_PROBLEM STATEMENT_
Type the records out again in full, exactly.

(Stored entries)
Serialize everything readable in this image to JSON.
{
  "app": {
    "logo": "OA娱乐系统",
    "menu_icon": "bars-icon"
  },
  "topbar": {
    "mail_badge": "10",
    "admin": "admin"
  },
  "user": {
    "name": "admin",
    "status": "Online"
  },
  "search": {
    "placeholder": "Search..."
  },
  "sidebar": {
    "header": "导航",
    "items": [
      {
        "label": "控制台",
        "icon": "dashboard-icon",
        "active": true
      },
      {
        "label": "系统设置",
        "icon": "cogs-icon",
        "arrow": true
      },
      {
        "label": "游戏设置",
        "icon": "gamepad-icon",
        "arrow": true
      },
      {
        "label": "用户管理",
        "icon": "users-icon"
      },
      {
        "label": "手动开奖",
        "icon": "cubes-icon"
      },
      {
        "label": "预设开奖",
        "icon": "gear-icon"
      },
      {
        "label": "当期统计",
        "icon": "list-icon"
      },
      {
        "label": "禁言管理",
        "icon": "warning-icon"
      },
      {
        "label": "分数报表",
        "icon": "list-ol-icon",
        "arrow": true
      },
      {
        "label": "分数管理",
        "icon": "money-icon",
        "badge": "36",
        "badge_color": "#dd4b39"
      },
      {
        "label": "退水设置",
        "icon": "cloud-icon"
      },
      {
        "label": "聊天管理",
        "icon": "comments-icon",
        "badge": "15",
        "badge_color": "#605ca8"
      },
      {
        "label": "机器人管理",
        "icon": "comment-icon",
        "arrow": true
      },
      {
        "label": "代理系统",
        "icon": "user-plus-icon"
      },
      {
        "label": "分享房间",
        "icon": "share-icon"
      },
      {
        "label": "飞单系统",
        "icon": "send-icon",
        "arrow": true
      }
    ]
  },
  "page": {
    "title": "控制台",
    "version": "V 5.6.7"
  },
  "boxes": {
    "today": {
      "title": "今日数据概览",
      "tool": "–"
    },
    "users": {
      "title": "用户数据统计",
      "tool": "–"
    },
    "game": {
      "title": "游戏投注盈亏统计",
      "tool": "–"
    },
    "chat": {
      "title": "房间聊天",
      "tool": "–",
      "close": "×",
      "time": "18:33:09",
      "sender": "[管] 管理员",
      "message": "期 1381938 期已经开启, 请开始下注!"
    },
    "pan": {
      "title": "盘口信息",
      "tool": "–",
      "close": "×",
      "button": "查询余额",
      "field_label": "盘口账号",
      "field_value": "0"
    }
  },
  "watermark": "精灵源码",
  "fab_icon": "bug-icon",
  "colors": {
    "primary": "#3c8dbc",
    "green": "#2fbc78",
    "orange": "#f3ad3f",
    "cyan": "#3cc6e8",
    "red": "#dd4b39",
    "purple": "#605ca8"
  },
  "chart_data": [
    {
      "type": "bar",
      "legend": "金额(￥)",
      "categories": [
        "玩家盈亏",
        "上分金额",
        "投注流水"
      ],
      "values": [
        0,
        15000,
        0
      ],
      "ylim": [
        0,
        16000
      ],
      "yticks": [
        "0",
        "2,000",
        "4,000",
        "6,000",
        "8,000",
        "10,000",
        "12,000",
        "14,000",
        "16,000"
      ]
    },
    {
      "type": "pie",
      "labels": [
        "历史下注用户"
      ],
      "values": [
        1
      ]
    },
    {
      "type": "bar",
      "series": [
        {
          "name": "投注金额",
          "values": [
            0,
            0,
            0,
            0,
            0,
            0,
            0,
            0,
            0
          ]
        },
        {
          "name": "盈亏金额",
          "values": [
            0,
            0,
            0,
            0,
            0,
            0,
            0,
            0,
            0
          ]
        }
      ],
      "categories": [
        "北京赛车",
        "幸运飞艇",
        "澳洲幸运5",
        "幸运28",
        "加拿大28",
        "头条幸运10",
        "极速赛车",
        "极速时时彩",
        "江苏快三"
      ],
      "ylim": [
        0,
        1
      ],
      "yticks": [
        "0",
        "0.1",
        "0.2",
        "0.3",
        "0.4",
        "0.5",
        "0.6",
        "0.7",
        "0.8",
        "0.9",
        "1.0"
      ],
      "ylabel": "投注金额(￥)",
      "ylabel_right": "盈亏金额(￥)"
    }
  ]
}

_REPLY_
Serialize everything readable in this image to JSON.
{
  "app": {
    "logo": "OA娱乐系统",
    "menu_icon": "bars-icon"
  },
  "topbar": {
    "mail_badge": "10",
    "admin": "admin"
  },
  "user": {
    "name": "admin",
    "status": "Online"
  },
  "search": {
    "placeholder": "Search..."
  },
  "sidebar": {
    "header": "导航",
    "items": [
      {
        "label": "控制台",
        "icon": "dashboard-icon",
        "active": true
      },
      {
        "label": "系统设置",
        "icon": "cogs-icon",
        "arrow": true
      },
      {
        "label": "游戏设置",
        "icon": "gamepad-icon",
        "arrow": true
      },
      {
        "label": "用户管理",
        "icon": "users-icon"
      },
      {
        "label": "手动开奖",
        "icon": "cubes-icon"
      },
      {
        "label": "预设开奖",
        "icon": "gear-icon"
      },
      {
        "label": "当期统计",
        "icon": "list-icon"
      },
      {
        "label": "禁言管理",
        "icon": "warning-icon"
      },
      {
        "label": "分数报表",
        "icon": "list-ol-icon",
        "arrow": true
      },
      {
        "label": "分数管理",
        "icon": "money-icon",
        "badge": "36",
        "badge_color": "#dd4b39"
      },
      {
        "label": "退水设置",
        "icon": "cloud-icon"
      },
      {
        "label": "聊天管理",
        "icon": "comments-icon",
        "badge": "15",
        "badge_color": "#605ca8"
      },
      {
        "label": "机器人管理",
        "icon": "comment-icon",
        "arrow": true
      },
      {
        "label": "代理系统",
        "icon": "user-plus-icon"
      },
      {
        "label": "分享房间",
        "icon": "share-icon"
      },
      {
        "label": "飞单系统",
        "icon": "send-icon",
        "arrow": true
      }
    ]
  },
  "page": {
    "title": "控制台",
    "version": "V 5.6.7"
  },
  "boxes": {
    "today": {
      "title": "今日数据概览",
      "tool": "–"
    },
    "users": {
      "title": "用户数据统计",
      "tool": "–"
    },
    "game": {
      "title": "游戏投注盈亏统计",
      "tool": "–"
    },
    "chat": {
      "title": "房间聊天",
      "tool": "–",
      "close": "×",
      "time": "18:33:09",
      "sender": "[管] 管理员",
      "message": "期 1381938 期已经开启, 请开始下注!"
    },
    "pan": {
      "title": "盘口信息",
      "tool": "–",
      "close": "×",
      "button": "查询余额",
      "field_label": "盘口账号",
      "field_value": "0"
    }
  },
  "watermark": "精灵源码",
  "fab_icon": "bug-icon",
  "colors": {
    "primary": "#3c8dbc",
    "green": "#2fbc78",
    "orange": "#f3ad3f",
    "cyan": "#3cc6e8",
    "red": "#dd4b39",
    "purple": "#605ca8"
  },
  "chart_data": [
    {
      "type": "bar",
      "legend": "金额(￥)",
      "categories": [
        "玩家盈亏",
        "上分金额",
        "投注流水"
      ],
      "values": [
        0,
        15000,
        0
      ],
      "ylim": [
        0,
        16000
      ],
      "yticks": [
        "0",
        "2,000",
        "4,000",
        "6,000",
        "8,000",
        "10,000",
        "12,000",
        "14,000",
        "16,000"
      ]
    },
    {
      "type": "pie",
      "labels": [
        "历史下注用户"
      ],
      "values": [
        1
      ]
    },
    {
      "type": "bar",
      "series": [
        {
          "name": "投注金额",
          "values": [
            0,
            0,
            0,
            0,
            0,
            0,
            0,
            0,
            0
          ]
        },
        {
          "name": "盈亏金额",
          "values": [
            0,
            0,
            0,
            0,
            0,
            0,
            0,
            0,
            0
          ]
        }
      ],
      "categories": [
        "北京赛车",
        "幸运飞艇",
        "澳洲幸运5",
        "幸运28",
        "加拿大28",
        "头条幸运10",
        "极速赛车",
        "极速时时彩",
        "江苏快三"
      ],
      "ylim": [
        0,
        1
      ],
      "yticks": [
        "0",
        "0.1",
        "0.2",
        "0.3",
        "0.4",
        "0.5",
        "0.6",
        "0.7",
        "0.8",
        "0.9",
        "1.0"
      ],
      "ylabel": "投注金额(￥)",
      "ylabel_right": "盈亏金额(￥)"
    }
  ]
}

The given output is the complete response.